Instructions to follow - Work out how many lines of the records hold the string "расходов", and reply with that number alone.

[Data excerpts]
········

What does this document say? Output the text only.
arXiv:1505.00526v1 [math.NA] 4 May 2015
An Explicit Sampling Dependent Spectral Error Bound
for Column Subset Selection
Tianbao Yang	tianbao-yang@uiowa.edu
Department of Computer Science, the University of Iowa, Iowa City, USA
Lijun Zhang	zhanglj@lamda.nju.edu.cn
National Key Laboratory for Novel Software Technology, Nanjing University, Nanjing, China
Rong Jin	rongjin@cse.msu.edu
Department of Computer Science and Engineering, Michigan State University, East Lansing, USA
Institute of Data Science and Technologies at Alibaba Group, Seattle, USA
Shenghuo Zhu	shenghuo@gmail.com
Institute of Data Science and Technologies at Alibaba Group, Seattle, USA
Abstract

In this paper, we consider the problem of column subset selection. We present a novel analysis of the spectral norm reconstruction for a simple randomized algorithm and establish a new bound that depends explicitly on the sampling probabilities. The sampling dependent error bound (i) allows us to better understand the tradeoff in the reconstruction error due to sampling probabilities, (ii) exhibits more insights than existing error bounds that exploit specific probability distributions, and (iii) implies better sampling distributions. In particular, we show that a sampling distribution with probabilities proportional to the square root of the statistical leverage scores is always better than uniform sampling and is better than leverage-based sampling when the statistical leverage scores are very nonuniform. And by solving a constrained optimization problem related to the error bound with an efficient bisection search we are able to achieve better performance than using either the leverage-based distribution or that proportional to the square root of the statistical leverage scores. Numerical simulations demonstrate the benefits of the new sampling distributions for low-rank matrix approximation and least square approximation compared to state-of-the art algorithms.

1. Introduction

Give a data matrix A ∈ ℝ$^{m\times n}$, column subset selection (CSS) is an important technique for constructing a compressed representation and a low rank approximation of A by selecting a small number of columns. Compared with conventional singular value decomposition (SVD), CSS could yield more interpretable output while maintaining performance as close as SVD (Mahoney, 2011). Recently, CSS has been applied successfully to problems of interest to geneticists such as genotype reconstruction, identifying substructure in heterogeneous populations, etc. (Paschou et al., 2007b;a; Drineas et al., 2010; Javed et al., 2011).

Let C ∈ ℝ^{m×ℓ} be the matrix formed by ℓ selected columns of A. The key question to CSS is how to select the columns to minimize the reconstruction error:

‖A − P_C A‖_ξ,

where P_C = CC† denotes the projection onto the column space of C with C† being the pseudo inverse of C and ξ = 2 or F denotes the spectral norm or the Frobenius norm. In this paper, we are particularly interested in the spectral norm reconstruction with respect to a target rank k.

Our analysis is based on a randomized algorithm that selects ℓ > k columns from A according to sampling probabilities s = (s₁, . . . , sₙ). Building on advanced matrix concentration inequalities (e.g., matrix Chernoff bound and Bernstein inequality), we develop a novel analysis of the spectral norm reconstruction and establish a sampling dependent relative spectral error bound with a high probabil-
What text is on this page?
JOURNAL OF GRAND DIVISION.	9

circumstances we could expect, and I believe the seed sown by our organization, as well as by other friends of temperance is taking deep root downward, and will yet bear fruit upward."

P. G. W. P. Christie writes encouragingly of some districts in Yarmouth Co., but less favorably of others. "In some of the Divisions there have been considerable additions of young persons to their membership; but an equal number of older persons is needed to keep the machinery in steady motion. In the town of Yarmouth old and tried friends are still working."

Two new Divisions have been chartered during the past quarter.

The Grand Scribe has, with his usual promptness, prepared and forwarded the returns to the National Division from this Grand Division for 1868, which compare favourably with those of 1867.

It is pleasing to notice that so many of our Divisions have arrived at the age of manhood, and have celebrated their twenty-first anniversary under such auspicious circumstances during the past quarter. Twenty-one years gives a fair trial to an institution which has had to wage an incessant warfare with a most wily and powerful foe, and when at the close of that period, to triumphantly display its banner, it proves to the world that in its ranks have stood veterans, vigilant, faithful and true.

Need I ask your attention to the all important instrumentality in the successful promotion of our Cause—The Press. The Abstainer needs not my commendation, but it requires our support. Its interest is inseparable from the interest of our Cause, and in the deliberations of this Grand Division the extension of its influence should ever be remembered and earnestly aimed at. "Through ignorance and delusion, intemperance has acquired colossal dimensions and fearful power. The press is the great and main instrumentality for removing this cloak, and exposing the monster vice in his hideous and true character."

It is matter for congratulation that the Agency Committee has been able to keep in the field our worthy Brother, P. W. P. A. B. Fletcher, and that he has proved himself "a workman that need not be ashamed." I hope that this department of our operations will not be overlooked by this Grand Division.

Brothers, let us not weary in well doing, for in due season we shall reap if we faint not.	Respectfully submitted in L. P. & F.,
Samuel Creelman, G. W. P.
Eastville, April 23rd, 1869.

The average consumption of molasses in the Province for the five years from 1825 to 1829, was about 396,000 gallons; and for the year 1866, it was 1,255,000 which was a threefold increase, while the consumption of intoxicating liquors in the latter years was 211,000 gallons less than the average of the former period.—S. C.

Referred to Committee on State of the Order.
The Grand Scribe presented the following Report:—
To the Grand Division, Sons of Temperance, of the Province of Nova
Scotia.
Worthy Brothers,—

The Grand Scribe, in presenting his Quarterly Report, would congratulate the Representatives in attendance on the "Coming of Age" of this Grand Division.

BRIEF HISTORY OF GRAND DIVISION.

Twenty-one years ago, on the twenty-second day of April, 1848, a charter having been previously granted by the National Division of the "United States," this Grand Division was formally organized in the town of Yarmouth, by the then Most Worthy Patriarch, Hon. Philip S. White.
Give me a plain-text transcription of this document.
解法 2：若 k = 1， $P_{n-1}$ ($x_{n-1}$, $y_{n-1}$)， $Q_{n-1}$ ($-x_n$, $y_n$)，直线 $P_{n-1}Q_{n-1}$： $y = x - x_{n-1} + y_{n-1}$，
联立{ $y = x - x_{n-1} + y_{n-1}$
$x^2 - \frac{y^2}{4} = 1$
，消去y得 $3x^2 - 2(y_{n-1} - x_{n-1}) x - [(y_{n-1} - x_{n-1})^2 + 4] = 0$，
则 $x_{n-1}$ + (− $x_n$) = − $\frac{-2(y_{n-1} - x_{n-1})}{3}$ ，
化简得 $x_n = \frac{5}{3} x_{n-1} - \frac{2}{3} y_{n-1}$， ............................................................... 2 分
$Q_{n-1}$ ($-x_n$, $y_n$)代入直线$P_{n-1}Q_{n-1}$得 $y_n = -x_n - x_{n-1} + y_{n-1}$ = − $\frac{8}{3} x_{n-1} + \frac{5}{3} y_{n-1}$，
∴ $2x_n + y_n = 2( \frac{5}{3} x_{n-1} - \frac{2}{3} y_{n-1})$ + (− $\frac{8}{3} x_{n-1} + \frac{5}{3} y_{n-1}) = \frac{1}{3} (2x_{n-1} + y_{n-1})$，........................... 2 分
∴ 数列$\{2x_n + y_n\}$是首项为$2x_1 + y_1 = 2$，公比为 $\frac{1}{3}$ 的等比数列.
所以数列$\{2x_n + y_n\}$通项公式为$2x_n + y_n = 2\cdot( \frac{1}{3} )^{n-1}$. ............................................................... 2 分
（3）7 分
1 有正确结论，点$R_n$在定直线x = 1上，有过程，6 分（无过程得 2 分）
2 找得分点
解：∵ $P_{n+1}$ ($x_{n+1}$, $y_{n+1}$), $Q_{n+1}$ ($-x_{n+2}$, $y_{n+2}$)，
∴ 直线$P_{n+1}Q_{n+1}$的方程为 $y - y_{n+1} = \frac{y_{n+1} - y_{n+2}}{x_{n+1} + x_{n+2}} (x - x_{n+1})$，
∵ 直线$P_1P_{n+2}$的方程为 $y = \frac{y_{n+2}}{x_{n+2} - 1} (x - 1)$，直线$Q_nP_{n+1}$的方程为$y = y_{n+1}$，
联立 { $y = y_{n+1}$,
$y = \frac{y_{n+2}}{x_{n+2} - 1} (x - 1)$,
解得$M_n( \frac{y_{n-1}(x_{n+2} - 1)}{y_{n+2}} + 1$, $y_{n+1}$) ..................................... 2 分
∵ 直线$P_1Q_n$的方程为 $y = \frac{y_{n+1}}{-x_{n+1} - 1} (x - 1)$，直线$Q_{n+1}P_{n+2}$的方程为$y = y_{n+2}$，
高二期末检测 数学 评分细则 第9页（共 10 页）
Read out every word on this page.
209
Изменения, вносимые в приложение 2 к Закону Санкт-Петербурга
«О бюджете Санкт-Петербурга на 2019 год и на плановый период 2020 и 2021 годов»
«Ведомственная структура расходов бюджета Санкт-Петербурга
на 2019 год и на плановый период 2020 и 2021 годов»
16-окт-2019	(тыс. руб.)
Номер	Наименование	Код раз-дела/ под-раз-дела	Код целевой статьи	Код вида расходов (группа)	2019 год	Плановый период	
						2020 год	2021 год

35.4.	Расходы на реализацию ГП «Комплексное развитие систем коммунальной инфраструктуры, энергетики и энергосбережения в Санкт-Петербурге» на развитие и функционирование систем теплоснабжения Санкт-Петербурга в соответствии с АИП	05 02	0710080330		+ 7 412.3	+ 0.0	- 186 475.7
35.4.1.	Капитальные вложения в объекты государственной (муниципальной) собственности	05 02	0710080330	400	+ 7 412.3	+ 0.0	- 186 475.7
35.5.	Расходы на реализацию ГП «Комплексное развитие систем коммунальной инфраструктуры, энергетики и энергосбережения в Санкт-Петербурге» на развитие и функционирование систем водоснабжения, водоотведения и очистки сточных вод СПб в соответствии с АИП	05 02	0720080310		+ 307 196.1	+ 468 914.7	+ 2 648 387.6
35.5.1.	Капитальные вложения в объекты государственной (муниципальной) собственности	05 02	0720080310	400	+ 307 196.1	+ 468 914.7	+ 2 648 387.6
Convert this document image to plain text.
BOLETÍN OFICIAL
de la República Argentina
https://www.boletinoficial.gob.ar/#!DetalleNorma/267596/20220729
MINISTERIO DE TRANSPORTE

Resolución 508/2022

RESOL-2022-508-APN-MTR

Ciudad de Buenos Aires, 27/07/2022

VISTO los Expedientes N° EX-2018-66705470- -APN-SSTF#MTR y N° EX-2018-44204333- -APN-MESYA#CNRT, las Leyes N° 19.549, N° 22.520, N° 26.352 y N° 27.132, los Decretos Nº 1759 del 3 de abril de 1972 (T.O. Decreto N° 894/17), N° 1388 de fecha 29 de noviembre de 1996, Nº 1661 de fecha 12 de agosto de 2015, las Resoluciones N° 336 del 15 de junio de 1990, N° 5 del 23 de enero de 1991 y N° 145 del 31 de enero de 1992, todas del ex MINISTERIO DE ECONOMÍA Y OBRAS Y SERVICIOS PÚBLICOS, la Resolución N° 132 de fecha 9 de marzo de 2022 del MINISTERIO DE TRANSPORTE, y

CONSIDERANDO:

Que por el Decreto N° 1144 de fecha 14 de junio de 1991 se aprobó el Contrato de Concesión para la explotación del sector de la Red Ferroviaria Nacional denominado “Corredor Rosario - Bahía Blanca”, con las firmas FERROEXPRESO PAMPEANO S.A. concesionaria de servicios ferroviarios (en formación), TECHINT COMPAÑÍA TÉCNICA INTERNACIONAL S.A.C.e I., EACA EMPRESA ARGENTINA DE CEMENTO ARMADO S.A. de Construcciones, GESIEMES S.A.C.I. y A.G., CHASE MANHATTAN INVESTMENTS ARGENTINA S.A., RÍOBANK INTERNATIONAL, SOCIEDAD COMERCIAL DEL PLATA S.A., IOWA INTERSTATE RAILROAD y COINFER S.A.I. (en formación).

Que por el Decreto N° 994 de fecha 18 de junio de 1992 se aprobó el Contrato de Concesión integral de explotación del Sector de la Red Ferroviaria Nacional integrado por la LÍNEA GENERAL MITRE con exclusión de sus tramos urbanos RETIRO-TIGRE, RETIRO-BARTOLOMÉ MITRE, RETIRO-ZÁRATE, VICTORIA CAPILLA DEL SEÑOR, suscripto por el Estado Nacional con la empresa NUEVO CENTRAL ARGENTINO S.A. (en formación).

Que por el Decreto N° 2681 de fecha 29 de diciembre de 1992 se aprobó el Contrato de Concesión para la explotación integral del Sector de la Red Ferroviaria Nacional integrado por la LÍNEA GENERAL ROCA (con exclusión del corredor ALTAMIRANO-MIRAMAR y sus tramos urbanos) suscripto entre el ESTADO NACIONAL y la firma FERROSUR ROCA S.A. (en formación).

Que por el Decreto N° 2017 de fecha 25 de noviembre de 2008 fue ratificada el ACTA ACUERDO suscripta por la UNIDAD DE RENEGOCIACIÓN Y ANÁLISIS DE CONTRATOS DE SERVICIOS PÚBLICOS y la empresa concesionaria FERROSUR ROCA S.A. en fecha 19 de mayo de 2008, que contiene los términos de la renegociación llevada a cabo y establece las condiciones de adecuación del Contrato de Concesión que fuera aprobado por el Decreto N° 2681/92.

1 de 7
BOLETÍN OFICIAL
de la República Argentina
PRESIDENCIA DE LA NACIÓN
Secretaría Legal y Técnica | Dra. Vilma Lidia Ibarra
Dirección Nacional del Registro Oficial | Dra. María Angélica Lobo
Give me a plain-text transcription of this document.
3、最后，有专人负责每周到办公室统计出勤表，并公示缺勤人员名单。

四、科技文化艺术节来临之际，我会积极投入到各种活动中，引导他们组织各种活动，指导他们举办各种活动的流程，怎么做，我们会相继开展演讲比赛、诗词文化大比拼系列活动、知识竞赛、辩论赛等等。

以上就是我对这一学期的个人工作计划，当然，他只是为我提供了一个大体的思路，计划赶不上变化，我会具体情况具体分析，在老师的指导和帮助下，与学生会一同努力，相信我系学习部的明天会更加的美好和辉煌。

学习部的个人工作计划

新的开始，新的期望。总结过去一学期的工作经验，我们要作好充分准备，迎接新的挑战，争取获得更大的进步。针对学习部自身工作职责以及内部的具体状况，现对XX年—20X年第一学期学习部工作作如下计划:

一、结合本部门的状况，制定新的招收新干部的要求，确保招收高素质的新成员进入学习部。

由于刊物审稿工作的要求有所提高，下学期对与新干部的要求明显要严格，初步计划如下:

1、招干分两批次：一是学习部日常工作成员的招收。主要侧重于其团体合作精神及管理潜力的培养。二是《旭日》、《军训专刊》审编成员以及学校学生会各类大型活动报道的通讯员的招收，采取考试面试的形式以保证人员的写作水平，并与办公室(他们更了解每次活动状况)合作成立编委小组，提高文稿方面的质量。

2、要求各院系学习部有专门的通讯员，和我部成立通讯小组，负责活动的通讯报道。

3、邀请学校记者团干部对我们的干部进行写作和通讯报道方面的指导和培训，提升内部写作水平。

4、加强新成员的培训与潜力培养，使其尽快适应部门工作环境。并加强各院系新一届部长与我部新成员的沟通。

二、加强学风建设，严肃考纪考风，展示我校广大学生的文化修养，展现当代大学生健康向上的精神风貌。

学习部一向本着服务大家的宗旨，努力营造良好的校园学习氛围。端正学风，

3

········

Answer to this exercise - 2